- **Items from a dataset**:
* * * * *
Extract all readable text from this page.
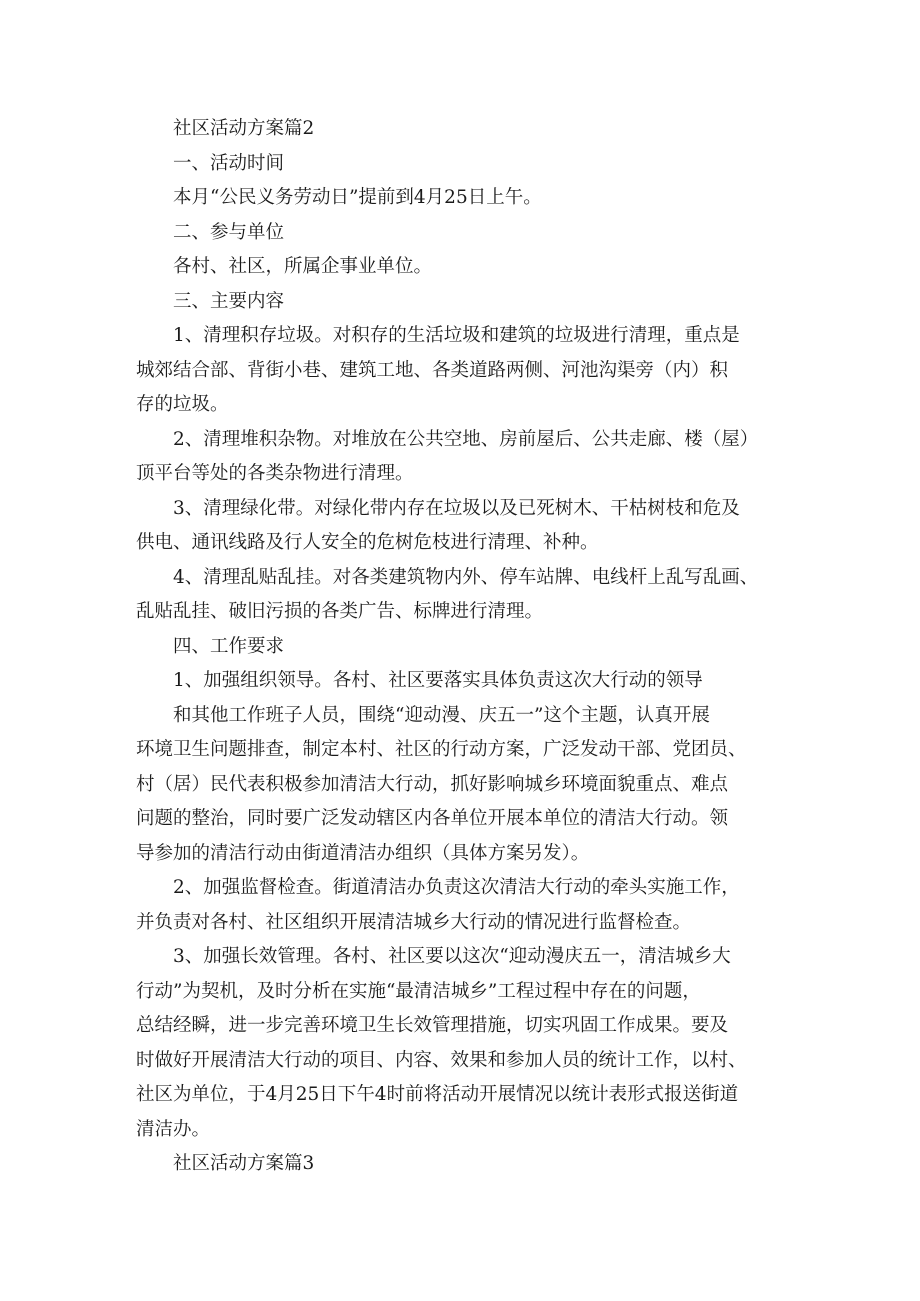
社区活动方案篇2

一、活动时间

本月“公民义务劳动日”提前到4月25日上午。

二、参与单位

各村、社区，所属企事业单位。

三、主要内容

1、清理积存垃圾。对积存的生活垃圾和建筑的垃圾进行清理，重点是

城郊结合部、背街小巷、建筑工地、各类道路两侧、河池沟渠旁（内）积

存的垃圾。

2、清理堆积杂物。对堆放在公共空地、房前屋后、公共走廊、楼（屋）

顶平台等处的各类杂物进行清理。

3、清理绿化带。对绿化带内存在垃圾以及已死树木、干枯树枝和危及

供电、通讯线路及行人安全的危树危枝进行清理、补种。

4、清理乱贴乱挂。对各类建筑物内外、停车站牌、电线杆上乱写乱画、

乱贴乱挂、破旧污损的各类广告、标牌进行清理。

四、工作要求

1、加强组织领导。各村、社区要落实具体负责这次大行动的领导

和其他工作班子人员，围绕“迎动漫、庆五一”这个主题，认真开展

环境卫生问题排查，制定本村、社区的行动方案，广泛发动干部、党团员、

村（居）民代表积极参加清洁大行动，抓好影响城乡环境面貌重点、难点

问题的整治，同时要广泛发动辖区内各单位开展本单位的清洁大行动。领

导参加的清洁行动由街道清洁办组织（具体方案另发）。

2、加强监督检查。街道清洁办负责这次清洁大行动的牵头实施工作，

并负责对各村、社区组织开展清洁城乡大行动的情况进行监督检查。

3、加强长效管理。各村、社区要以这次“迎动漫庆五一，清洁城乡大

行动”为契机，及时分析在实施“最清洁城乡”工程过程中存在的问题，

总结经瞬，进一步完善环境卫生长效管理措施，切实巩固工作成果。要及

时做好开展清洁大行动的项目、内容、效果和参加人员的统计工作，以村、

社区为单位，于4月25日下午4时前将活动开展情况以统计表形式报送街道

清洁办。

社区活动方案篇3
* * * * *
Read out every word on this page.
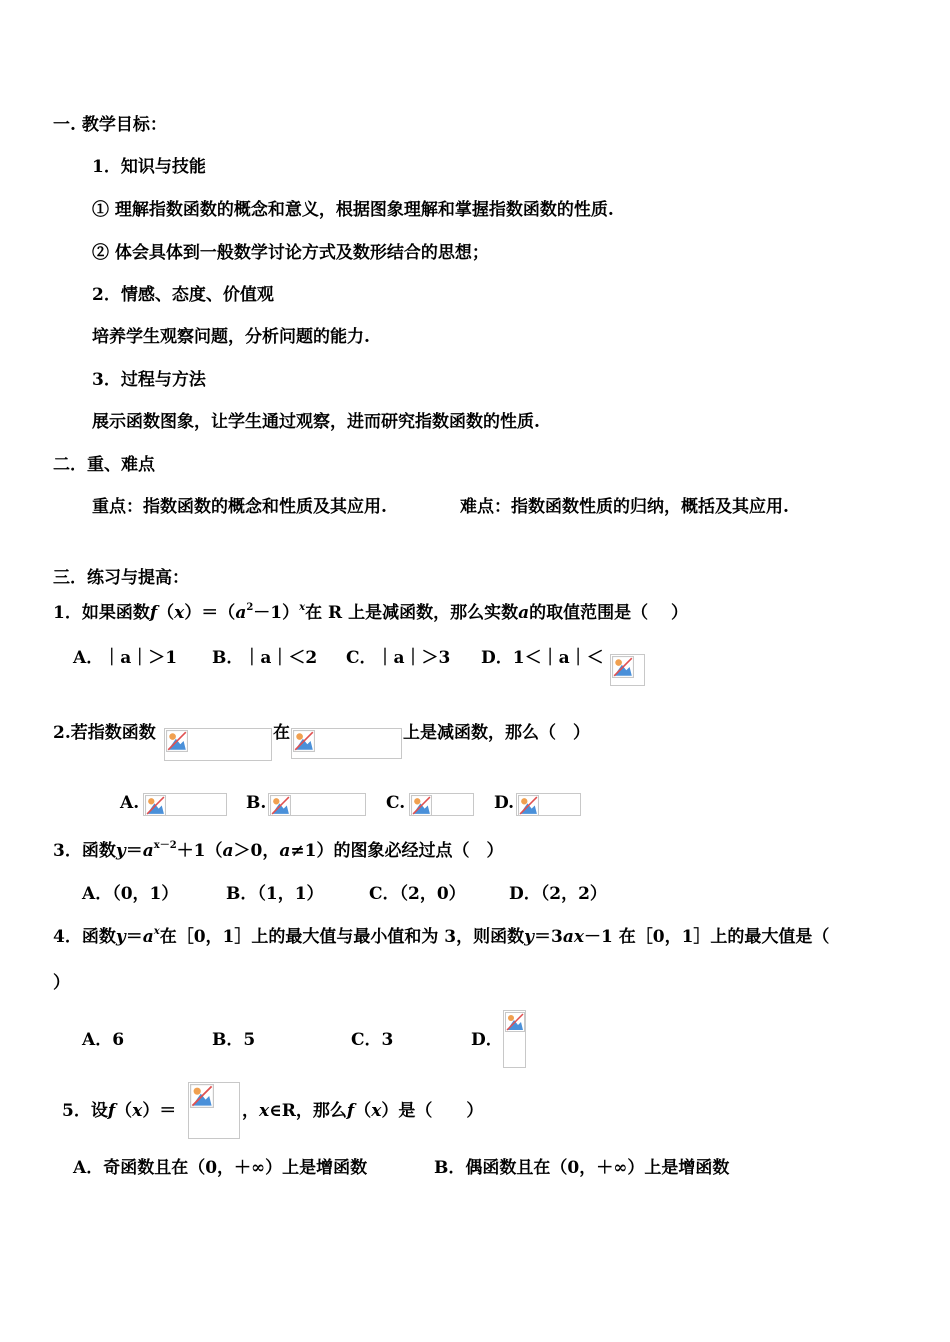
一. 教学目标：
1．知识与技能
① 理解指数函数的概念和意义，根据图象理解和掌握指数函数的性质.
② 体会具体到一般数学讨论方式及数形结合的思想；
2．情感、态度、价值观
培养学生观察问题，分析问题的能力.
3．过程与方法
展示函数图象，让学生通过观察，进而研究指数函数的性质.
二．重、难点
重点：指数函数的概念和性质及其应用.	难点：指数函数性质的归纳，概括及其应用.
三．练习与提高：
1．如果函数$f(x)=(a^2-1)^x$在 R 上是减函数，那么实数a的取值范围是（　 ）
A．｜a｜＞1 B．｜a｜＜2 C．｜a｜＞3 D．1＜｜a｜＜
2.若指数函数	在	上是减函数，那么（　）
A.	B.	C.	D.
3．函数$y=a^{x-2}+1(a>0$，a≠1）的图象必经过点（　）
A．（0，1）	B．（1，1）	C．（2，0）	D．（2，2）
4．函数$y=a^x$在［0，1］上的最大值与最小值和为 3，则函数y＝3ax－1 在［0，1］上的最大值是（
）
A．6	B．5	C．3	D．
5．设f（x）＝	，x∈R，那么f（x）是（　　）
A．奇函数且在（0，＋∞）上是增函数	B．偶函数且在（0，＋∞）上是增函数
* * * * *
- **INSTRUCTION**:
Show, from the material above, each line that includes the string "this".

- **FINAL RESULT**:
Extract all readable text from this page.
Read out every word on this page.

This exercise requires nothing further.